■ Aim of the exercise ■
List each line of the data in which the string "зовсім" appears.

** BEGIN Entries supplied **

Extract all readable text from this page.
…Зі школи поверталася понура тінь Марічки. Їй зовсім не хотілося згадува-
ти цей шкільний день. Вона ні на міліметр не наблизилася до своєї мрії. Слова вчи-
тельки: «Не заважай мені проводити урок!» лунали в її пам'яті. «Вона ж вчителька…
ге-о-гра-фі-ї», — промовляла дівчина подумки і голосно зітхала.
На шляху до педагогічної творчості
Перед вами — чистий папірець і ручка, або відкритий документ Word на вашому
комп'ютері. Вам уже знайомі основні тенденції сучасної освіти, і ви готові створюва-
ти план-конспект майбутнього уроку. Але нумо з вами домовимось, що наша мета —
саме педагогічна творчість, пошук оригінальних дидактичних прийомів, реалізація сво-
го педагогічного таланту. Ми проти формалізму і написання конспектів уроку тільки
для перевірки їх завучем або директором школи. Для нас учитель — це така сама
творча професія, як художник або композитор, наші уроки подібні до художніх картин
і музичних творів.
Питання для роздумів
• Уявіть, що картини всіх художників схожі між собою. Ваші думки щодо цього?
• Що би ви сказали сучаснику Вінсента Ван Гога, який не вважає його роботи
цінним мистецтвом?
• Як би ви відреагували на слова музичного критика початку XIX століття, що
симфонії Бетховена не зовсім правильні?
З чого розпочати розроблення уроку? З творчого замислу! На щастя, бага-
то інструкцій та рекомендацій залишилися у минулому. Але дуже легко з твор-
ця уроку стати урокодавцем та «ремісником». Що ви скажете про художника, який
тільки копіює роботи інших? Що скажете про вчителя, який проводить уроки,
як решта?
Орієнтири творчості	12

** END Entries supplied **

■ Complete output ■
…Зі школи поверталася понура тінь Марічки. Їй зовсім не хотілося згадува-
симфонії Бетховена не зовсім правильні?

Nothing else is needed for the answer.